WRITTEN EXERCISE =>
Below is a listing to write out in full, exactly as given, without its pictures.

Part of a data file
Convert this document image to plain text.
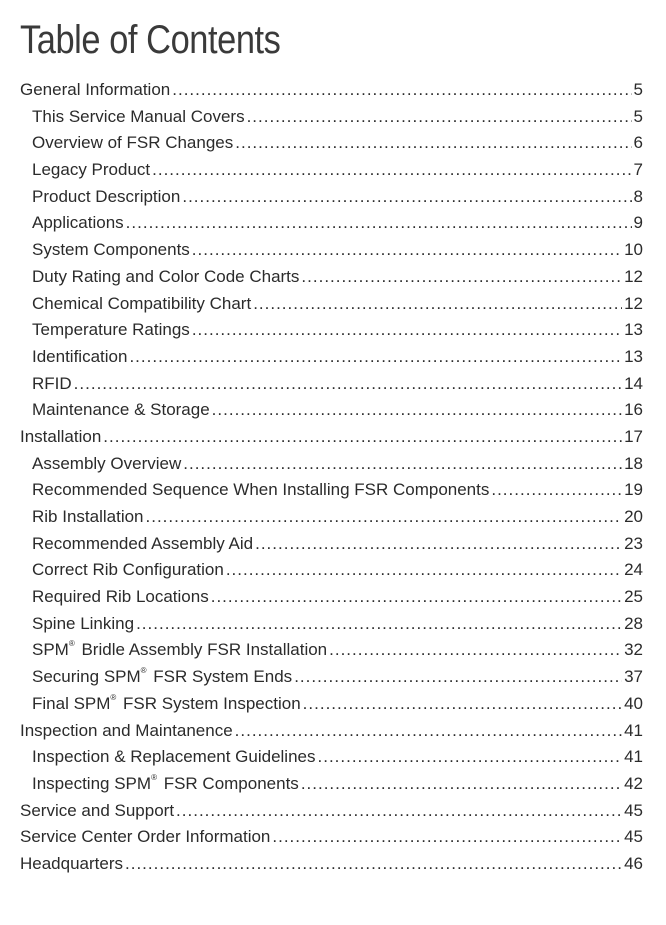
Table of Contents
General Information .....	5
This Service Manual Covers .....	5
Overview of FSR Changes .....	6
Legacy Product .....	7
Product Description .....	8
Applications .....	9
System Components .....	10
Duty Rating and Color Code Charts .....	12
Chemical Compatibility Chart .....	12
Temperature Ratings .....	13
Identification .....	13
RFID .....	14
Maintenance & Storage .....	16
Installation .....	17
Assembly Overview .....	18
Recommended Sequence When Installing FSR Components .....	19
Rib Installation .....	20
Recommended Assembly Aid .....	23
Correct Rib Configuration .....	24
Required Rib Locations .....	25
Spine Linking .....	28
SPM® Bridle Assembly FSR Installation .....	32
Securing SPM® FSR System Ends .....	37
Final SPM® FSR System Inspection .....	40
Inspection and Maintanence .....	41
Inspection & Replacement Guidelines .....	41
Inspecting SPM® FSR Components .....	42
Service and Support .....	45
Service Center Order Information .....	45
Headquarters .....	46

SOLUTION FOR THIS TASK =>
Convert this document image to plain text.
Table of Contents
General Information .....	5
This Service Manual Covers .....	5
Overview of FSR Changes .....	6
Legacy Product .....	7
Product Description .....	8
Applications .....	9
System Components .....	10
Duty Rating and Color Code Charts .....	12
Chemical Compatibility Chart .....	12
Temperature Ratings .....	13
Identification .....	13
RFID .....	14
Maintenance & Storage .....	16
Installation .....	17
Assembly Overview .....	18
Recommended Sequence When Installing FSR Components .....	19
Rib Installation .....	20
Recommended Assembly Aid .....	23
Correct Rib Configuration .....	24
Required Rib Locations .....	25
Spine Linking .....	28
SPM® Bridle Assembly FSR Installation .....	32
Securing SPM® FSR System Ends .....	37
Final SPM® FSR System Inspection .....	40
Inspection and Maintanence .....	41
Inspection & Replacement Guidelines .....	41
Inspecting SPM® FSR Components .....	42
Service and Support .....	45
Service Center Order Information .....	45
Headquarters .....	46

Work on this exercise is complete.